OBJECTIVE
It is required that all of the data be written out exactly.
--- BEGIN ---
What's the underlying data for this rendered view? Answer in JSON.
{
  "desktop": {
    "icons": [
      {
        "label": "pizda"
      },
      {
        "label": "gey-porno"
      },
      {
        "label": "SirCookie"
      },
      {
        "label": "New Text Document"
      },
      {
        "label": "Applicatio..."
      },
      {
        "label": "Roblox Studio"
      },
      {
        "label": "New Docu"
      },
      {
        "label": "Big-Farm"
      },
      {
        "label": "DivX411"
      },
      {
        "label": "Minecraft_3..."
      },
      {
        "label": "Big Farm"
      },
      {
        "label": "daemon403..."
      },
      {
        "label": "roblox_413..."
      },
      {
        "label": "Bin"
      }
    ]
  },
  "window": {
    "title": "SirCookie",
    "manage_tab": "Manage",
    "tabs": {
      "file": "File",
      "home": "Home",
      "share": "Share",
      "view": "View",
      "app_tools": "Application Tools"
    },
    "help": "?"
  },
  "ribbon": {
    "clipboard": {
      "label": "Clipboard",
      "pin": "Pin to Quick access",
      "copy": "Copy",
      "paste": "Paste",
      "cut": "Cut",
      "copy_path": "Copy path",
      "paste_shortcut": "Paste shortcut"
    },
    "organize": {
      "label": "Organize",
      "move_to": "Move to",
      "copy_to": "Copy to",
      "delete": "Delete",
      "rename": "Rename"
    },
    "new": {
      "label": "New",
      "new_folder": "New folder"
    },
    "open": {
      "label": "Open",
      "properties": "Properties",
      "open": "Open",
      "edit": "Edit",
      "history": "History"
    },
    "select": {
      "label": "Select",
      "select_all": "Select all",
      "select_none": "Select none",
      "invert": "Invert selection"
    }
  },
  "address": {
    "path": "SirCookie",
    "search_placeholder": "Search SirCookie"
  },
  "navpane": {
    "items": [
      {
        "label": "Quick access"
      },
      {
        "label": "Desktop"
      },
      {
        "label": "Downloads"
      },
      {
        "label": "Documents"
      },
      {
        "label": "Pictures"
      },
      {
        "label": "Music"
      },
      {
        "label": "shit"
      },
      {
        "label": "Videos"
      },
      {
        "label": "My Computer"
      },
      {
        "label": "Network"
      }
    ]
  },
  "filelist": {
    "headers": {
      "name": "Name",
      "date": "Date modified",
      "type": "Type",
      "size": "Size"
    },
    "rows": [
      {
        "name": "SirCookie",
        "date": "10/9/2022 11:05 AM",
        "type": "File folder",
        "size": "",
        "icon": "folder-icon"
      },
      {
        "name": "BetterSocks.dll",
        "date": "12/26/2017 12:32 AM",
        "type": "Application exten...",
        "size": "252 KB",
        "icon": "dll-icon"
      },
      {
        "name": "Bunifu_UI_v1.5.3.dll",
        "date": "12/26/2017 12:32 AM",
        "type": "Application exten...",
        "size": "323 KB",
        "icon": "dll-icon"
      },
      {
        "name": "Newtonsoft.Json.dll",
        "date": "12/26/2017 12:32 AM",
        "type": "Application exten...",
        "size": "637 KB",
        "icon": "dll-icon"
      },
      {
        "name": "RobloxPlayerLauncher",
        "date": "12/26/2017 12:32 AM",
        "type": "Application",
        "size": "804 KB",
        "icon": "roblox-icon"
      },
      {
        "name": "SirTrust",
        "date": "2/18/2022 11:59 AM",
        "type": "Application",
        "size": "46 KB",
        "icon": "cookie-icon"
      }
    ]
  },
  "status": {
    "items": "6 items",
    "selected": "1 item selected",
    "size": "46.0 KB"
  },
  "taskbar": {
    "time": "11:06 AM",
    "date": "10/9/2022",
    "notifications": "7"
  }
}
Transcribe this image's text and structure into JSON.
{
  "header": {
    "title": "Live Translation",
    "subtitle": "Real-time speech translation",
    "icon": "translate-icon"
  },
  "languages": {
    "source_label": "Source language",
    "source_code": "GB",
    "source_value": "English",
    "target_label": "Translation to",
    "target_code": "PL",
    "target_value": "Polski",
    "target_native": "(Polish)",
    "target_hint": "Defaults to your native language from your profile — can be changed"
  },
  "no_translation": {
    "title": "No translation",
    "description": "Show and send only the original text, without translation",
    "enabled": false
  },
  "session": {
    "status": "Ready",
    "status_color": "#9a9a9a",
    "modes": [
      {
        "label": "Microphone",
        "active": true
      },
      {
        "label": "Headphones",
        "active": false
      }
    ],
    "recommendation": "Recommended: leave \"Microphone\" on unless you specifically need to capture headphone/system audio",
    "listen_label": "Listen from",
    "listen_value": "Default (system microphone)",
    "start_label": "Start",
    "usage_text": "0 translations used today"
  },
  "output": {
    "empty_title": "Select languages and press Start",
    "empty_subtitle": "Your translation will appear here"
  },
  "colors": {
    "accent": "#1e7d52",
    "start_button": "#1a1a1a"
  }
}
--- END ---
TASK SOLUTION
What's the underlying data for this rendered view? Answer in JSON.
{
  "desktop": {
    "icons": [
      {
        "label": "pizda"
      },
      {
        "label": "gey-porno"
      },
      {
        "label": "SirCookie"
      },
      {
        "label": "New Text Document"
      },
      {
        "label": "Applicatio..."
      },
      {
        "label": "Roblox Studio"
      },
      {
        "label": "New Docu"
      },
      {
        "label": "Big-Farm"
      },
      {
        "label": "DivX411"
      },
      {
        "label": "Minecraft_3..."
      },
      {
        "label": "Big Farm"
      },
      {
        "label": "daemon403..."
      },
      {
        "label": "roblox_413..."
      },
      {
        "label": "Bin"
      }
    ]
  },
  "window": {
    "title": "SirCookie",
    "manage_tab": "Manage",
    "tabs": {
      "file": "File",
      "home": "Home",
      "share": "Share",
      "view": "View",
      "app_tools": "Application Tools"
    },
    "help": "?"
  },
  "ribbon": {
    "clipboard": {
      "label": "Clipboard",
      "pin": "Pin to Quick access",
      "copy": "Copy",
      "paste": "Paste",
      "cut": "Cut",
      "copy_path": "Copy path",
      "paste_shortcut": "Paste shortcut"
    },
    "organize": {
      "label": "Organize",
      "move_to": "Move to",
      "copy_to": "Copy to",
      "delete": "Delete",
      "rename": "Rename"
    },
    "new": {
      "label": "New",
      "new_folder": "New folder"
    },
    "open": {
      "label": "Open",
      "properties": "Properties",
      "open": "Open",
      "edit": "Edit",
      "history": "History"
    },
    "select": {
      "label": "Select",
      "select_all": "Select all",
      "select_none": "Select none",
      "invert": "Invert selection"
    }
  },
  "address": {
    "path": "SirCookie",
    "search_placeholder": "Search SirCookie"
  },
  "navpane": {
    "items": [
      {
        "label": "Quick access"
      },
      {
        "label": "Desktop"
      },
      {
        "label": "Downloads"
      },
      {
        "label": "Documents"
      },
      {
        "label": "Pictures"
      },
      {
        "label": "Music"
      },
      {
        "label": "shit"
      },
      {
        "label": "Videos"
      },
      {
        "label": "My Computer"
      },
      {
        "label": "Network"
      }
    ]
  },
  "filelist": {
    "headers": {
      "name": "Name",
      "date": "Date modified",
      "type": "Type",
      "size": "Size"
    },
    "rows": [
      {
        "name": "SirCookie",
        "date": "10/9/2022 11:05 AM",
        "type": "File folder",
        "size": "",
        "icon": "folder-icon"
      },
      {
        "name": "BetterSocks.dll",
        "date": "12/26/2017 12:32 AM",
        "type": "Application exten...",
        "size": "252 KB",
        "icon": "dll-icon"
      },
      {
        "name": "Bunifu_UI_v1.5.3.dll",
        "date": "12/26/2017 12:32 AM",
        "type": "Application exten...",
        "size": "323 KB",
        "icon": "dll-icon"
      },
      {
        "name": "Newtonsoft.Json.dll",
        "date": "12/26/2017 12:32 AM",
        "type": "Application exten...",
        "size": "637 KB",
        "icon": "dll-icon"
      },
      {
        "name": "RobloxPlayerLauncher",
        "date": "12/26/2017 12:32 AM",
        "type": "Application",
        "size": "804 KB",
        "icon": "roblox-icon"
      },
      {
        "name": "SirTrust",
        "date": "2/18/2022 11:59 AM",
        "type": "Application",
        "size": "46 KB",
        "icon": "cookie-icon"
      }
    ]
  },
  "status": {
    "items": "6 items",
    "selected": "1 item selected",
    "size": "46.0 KB"
  },
  "taskbar": {
    "time": "11:06 AM",
    "date": "10/9/2022",
    "notifications": "7"
  }
}
Transcribe this image's text and structure into JSON.
{
  "header": {
    "title": "Live Translation",
    "subtitle": "Real-time speech translation",
    "icon": "translate-icon"
  },
  "languages": {
    "source_label": "Source language",
    "source_code": "GB",
    "source_value": "English",
    "target_label": "Translation to",
    "target_code": "PL",
    "target_value": "Polski",
    "target_native": "(Polish)",
    "target_hint": "Defaults to your native language from your profile — can be changed"
  },
  "no_translation": {
    "title": "No translation",
    "description": "Show and send only the original text, without translation",
    "enabled": false
  },
  "session": {
    "status": "Ready",
    "status_color": "#9a9a9a",
    "modes": [
      {
        "label": "Microphone",
        "active": true
      },
      {
        "label": "Headphones",
        "active": false
      }
    ],
    "recommendation": "Recommended: leave \"Microphone\" on unless you specifically need to capture headphone/system audio",
    "listen_label": "Listen from",
    "listen_value": "Default (system microphone)",
    "start_label": "Start",
    "usage_text": "0 translations used today"
  },
  "output": {
    "empty_title": "Select languages and press Start",
    "empty_subtitle": "Your translation will appear here"
  },
  "colors": {
    "accent": "#1e7d52",
    "start_button": "#1a1a1a"
  }
}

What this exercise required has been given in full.